TASK INSTRUCTIONS: Counting only lines that hold "name", give the total and nothing more.

[Stored records]
——————
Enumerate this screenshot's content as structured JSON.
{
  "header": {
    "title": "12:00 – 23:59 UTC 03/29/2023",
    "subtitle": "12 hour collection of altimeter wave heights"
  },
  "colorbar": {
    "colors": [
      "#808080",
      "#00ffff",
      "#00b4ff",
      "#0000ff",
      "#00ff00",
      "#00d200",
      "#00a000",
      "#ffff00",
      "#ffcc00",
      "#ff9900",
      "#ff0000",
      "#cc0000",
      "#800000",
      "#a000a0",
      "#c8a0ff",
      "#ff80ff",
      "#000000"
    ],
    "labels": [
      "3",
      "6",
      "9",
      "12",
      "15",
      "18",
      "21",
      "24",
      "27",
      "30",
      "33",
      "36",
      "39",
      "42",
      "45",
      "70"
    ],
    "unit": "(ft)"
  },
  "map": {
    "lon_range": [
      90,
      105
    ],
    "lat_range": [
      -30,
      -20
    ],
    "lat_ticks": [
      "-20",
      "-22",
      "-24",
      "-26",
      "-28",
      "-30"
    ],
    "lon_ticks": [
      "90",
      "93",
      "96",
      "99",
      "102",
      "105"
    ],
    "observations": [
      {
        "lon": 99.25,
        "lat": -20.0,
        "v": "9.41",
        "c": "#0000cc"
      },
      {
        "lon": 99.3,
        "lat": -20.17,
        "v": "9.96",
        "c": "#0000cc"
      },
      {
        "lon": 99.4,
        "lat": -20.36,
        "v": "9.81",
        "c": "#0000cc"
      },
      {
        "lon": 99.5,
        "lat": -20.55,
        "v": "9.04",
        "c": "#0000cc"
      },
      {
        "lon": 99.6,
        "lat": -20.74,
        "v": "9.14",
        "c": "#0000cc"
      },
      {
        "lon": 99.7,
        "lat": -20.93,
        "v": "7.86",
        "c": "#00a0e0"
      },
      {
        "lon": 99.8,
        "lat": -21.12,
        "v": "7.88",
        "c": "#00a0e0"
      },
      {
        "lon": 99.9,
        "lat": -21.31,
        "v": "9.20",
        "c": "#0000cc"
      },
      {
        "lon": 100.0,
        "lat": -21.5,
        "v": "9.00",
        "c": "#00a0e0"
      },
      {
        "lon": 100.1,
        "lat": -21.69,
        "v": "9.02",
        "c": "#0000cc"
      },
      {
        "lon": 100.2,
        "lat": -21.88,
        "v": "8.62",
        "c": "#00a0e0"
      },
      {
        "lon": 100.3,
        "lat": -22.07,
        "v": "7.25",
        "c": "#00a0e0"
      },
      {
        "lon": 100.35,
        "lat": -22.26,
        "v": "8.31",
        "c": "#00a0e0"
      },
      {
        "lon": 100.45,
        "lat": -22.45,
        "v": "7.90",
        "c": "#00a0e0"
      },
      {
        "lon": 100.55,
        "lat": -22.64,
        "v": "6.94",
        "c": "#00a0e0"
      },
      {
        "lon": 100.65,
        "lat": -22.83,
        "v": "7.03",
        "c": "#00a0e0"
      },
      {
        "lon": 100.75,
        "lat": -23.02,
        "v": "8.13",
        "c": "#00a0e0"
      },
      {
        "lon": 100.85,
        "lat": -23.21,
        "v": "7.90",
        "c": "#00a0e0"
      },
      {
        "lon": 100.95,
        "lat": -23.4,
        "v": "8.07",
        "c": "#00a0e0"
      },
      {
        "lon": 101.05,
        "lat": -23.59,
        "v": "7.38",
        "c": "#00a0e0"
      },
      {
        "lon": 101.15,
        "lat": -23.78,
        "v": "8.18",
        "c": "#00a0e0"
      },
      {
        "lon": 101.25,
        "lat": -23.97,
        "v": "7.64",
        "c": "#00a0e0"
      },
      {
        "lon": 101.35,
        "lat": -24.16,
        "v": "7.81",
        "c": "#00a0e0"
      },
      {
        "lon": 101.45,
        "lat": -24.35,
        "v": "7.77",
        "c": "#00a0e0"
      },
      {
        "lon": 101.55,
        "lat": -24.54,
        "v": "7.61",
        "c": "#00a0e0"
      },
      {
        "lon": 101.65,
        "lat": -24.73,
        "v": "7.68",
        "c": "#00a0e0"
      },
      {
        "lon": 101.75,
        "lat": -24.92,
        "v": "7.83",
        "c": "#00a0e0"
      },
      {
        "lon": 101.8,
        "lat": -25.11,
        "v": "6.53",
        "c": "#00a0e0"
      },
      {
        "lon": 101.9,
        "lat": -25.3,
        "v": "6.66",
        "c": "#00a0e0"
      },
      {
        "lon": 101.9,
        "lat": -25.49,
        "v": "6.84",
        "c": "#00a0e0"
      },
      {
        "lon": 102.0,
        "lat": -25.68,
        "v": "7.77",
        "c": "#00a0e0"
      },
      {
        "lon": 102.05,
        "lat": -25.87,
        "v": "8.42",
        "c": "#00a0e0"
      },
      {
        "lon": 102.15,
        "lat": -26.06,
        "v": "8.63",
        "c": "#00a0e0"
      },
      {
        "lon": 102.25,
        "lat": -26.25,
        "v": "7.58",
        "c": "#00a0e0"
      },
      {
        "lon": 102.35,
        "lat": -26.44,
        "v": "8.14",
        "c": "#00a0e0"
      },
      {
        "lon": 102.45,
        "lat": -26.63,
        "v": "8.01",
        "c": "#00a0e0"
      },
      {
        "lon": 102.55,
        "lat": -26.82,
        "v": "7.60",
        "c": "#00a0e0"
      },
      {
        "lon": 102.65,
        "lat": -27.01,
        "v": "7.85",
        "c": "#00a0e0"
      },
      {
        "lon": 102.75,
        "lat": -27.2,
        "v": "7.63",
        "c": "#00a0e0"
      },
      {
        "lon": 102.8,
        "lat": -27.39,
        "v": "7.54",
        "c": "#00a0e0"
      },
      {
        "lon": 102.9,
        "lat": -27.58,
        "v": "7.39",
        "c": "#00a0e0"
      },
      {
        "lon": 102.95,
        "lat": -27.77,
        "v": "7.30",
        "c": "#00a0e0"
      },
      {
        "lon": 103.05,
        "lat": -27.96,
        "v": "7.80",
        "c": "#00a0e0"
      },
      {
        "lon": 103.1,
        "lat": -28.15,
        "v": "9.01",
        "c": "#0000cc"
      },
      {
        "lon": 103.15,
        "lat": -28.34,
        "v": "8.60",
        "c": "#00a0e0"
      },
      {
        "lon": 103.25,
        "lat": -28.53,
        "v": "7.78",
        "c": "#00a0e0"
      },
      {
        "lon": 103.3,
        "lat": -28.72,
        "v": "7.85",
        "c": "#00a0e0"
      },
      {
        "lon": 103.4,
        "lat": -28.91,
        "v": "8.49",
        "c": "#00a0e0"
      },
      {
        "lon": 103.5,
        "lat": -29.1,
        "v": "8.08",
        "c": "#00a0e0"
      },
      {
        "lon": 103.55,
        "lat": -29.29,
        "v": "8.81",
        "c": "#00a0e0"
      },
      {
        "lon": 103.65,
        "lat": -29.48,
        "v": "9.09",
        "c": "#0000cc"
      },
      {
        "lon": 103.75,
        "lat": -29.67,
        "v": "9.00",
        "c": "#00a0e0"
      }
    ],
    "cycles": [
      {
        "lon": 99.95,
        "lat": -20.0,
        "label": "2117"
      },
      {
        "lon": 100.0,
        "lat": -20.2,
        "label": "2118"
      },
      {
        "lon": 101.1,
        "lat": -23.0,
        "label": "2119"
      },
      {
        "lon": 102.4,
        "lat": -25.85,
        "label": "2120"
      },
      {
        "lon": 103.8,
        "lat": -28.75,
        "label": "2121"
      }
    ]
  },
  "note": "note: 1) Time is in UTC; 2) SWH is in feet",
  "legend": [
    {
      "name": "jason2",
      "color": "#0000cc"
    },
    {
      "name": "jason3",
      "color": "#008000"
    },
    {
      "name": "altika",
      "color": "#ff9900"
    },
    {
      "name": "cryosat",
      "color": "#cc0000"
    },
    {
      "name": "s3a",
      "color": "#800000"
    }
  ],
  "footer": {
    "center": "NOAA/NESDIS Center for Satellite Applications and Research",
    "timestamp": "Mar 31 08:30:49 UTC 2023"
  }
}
——————
PROBLEM SOLUTION: 5